* [ЧТО НУЖНО СДЕЛАТЬ]
- a) Какой статьей, согласно тексту о русских журналах, редактор «Сына отечества» изумил читателей в прошлом году?
- b) Пожалуйста, возобновите статью о русских журналах сразу после ее последнего предложения.

* [ИСХОДНЫЙ ТЕКСТ]
'''

Виссарион Белинский - Русские журналы
Теперь вы имеете понятие, какова критика «Сына отечества», то есть, к какому веку, к какому времени она относится и до какой степени принадлежит она нашему времени?..
Теперь мы должны сказать о собственных критических статьях редактора «Сына отечества». Еще в прошлом году изумил он весь русский читающий мир своею статьею о «Курсе словесности» И. И. Давыдова{37}. Очень жалеем, что не имеем ни времени, ни места, ни охоты, ни терпения разобрать эту статью, дивную во статьях. В ней наш критик решительно убивает книгу почтенного профессора, говоря, что она есть не что иное, как «слова, слова, слова»;{38} и вслед за тем строит свою систему словесности, которая именно есть не что иное, как «слова, слова, слова». В нынешнем году почтенный редактор «Сына отечества» размахнулся тремя статейками: «Критические исследования касательно современной русской литературы» – «Мнение о новом правописании г. Лажечникова, в романе его: «Басурман»«– «Вредит ли критика современной русской словесности?» (возражение на статью Н. В. Кукольника){39}. Общий характер всех этих статей состоит в богатстве слов, бедности мыслей и апатическом изложении. Г-н Лажечников сделал попытку на реформу русского правописания, дело не удалось и тем и кончилось; скажите, из чего тут шуметь и заводить важные споры? Чтобы дать понятие, как спорит г. Полевой об этих важных предметах, выпишем здесь его спор с г. Краевским о правописании.

'''

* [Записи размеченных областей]
'''

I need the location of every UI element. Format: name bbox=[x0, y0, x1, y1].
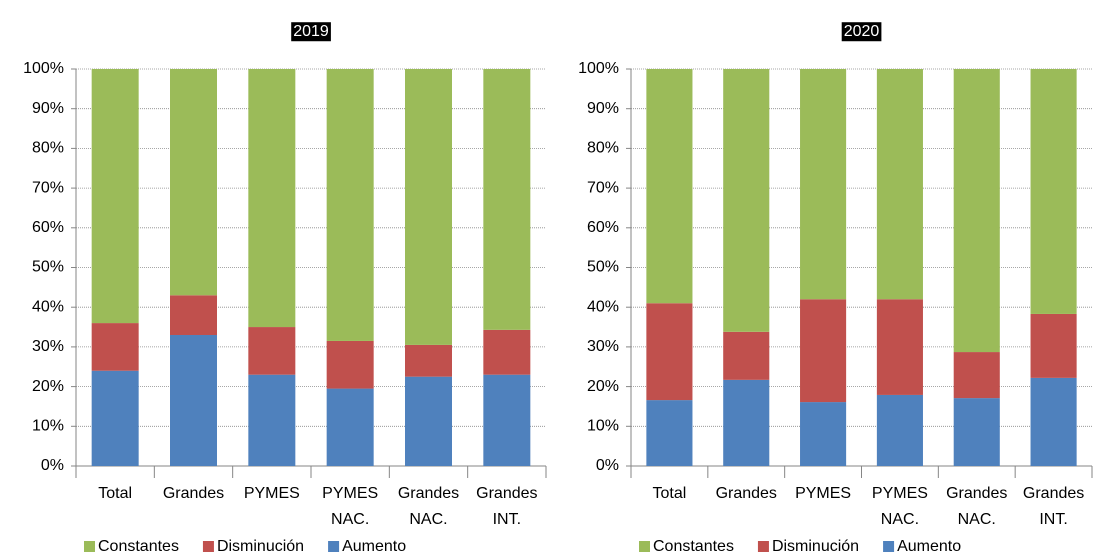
bar-segment bbox=[91, 370, 139, 466]
x-tick-label: Grandes NAC. bbox=[946, 485, 1007, 528]
x-tick-label: Grandes NAC. bbox=[398, 485, 459, 528]
bar-segment bbox=[326, 69, 374, 341]
bar-segment bbox=[326, 388, 374, 466]
legend-swatch bbox=[639, 541, 650, 552]
y-tick-label: 90% bbox=[32, 100, 64, 117]
y-tick-label: 80% bbox=[587, 140, 619, 157]
y-tick-label: 60% bbox=[587, 219, 619, 236]
y-tick-label: 0% bbox=[41, 457, 64, 474]
y-tick-label: 50% bbox=[587, 259, 619, 276]
legend-swatch bbox=[202, 541, 214, 552]
y-tick-label: 30% bbox=[587, 338, 619, 355]
y-tick-label: 30% bbox=[32, 338, 64, 355]
bar-segment bbox=[953, 398, 1000, 466]
chart-title: 2020 bbox=[844, 23, 880, 40]
bar-segment bbox=[1030, 69, 1077, 314]
legend-label: Aumento bbox=[342, 538, 406, 555]
x-tick-label: PYMES bbox=[244, 485, 300, 502]
y-tick-label: 90% bbox=[587, 100, 619, 117]
x-tick-label: PYMES bbox=[795, 485, 851, 502]
legend-label: Constantes bbox=[98, 538, 179, 555]
x-tick-label: Total bbox=[653, 485, 687, 502]
bar-segment bbox=[248, 327, 296, 375]
y-tick-label: 40% bbox=[587, 298, 619, 315]
chart-title: 2019 bbox=[293, 23, 329, 40]
x-tick-label: Grandes bbox=[163, 485, 224, 502]
legend-swatch bbox=[757, 541, 769, 552]
bar-segment bbox=[170, 334, 217, 466]
bar-segment bbox=[953, 69, 1000, 353]
x-tick-label: Total bbox=[98, 485, 132, 502]
bar-segment bbox=[646, 69, 693, 304]
y-tick-label: 100% bbox=[578, 60, 619, 77]
bar-segment bbox=[405, 69, 452, 345]
y-tick-label: 70% bbox=[32, 179, 64, 196]
y-tick-label: 0% bbox=[596, 457, 619, 474]
legend-swatch bbox=[84, 541, 95, 552]
legend-swatch bbox=[328, 541, 340, 552]
bar-segment bbox=[646, 400, 693, 466]
bar-segment bbox=[723, 379, 770, 466]
y-tick-label: 40% bbox=[32, 298, 64, 315]
legend-label: Constantes bbox=[653, 538, 734, 555]
bar-segment bbox=[800, 402, 847, 466]
bar-segment bbox=[876, 69, 923, 300]
legend-swatch bbox=[883, 541, 895, 552]
x-tick-label: Grandes INT. bbox=[476, 485, 537, 528]
bar-segment bbox=[800, 299, 847, 403]
y-tick-label: 20% bbox=[587, 378, 619, 395]
bar-segment bbox=[483, 69, 531, 330]
legend-label: Aumento bbox=[897, 538, 961, 555]
y-tick-label: 80% bbox=[32, 140, 64, 157]
y-tick-label: 10% bbox=[32, 418, 64, 435]
y-tick-label: 100% bbox=[23, 60, 64, 77]
x-tick-label: Grandes bbox=[716, 485, 777, 502]
bar-segment bbox=[405, 344, 452, 377]
y-tick-label: 20% bbox=[32, 378, 64, 395]
bar-segment bbox=[646, 303, 693, 401]
x-tick-label: Grandes INT. bbox=[1023, 485, 1084, 528]
y-tick-label: 60% bbox=[32, 219, 64, 236]
title-background bbox=[291, 22, 331, 42]
x-tick-label: PYMES NAC. bbox=[872, 485, 928, 528]
bar-segment bbox=[876, 394, 923, 466]
bar-segment bbox=[170, 69, 217, 296]
bar-segment bbox=[248, 69, 296, 328]
bar-segment bbox=[876, 299, 923, 395]
bar-segment bbox=[483, 374, 531, 466]
bar-segment bbox=[1030, 313, 1077, 378]
legend-label: Disminución bbox=[772, 538, 859, 555]
bar-segment bbox=[723, 69, 770, 332]
bar-segment bbox=[91, 323, 139, 371]
y-tick-label: 70% bbox=[587, 179, 619, 196]
title-background bbox=[841, 22, 882, 42]
bar-segment bbox=[953, 352, 1000, 399]
x-tick-label: PYMES NAC. bbox=[322, 485, 378, 528]
bar-segment bbox=[248, 374, 296, 466]
bar-segment bbox=[91, 69, 139, 324]
bar-segment bbox=[326, 340, 374, 389]
bar-segment bbox=[405, 376, 452, 466]
y-tick-label: 10% bbox=[587, 418, 619, 435]
bar-segment bbox=[170, 295, 217, 335]
bar-segment bbox=[800, 69, 847, 300]
bar-segment bbox=[1030, 377, 1077, 466]
bar-segment bbox=[483, 329, 531, 375]
legend-label: Disminución bbox=[217, 538, 304, 555]
bar-segment bbox=[723, 331, 770, 380]
y-tick-label: 50% bbox=[32, 259, 64, 276]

'''

* [ОТВЕТЫ]
- a) Статьей о «Курсе словесности» И. И. Давыдова.

- b)
Г-н Краевский говорит:
Восстают против слияния предлогов, имеющих в кончании букву ъ, с существительными именами, и восстают те, которые сами пишут, например: отчасти, впрочем, кстати, вместо, а не отъ части, къ стати, въ прочем, въ место. Отчего же? Вероятно, оттого, что эти слова они признают нераздельными, хотя они и составлены из предлогов и имен. Но эти господа никак не позволяют вам написать: вследствие, ксожалению, кнесчастию и так далее, не соображая того, что когда предлог, присоединенный к другому слову, образует с ним другую часть речи, то отделить его от того слона значит уничтожить значение этой части речи, происшедшей от соединения предлога с словом. Например, как вы различите без этого: вследствие закона и – въ следствие это вкралось; впрочем, лежачего не бьют и – мы видим въ прочем вздоре его сочинений; ксожалению, он не понимает и – его нахальство приводит меня къ сожалению; взаключение всего должно бы его презреть, и – въ заключении его видна сущая нелепость? – Но, нет, мы уже привыкли так писать, так отцы и деды наши писывали, так и нас учили{40}.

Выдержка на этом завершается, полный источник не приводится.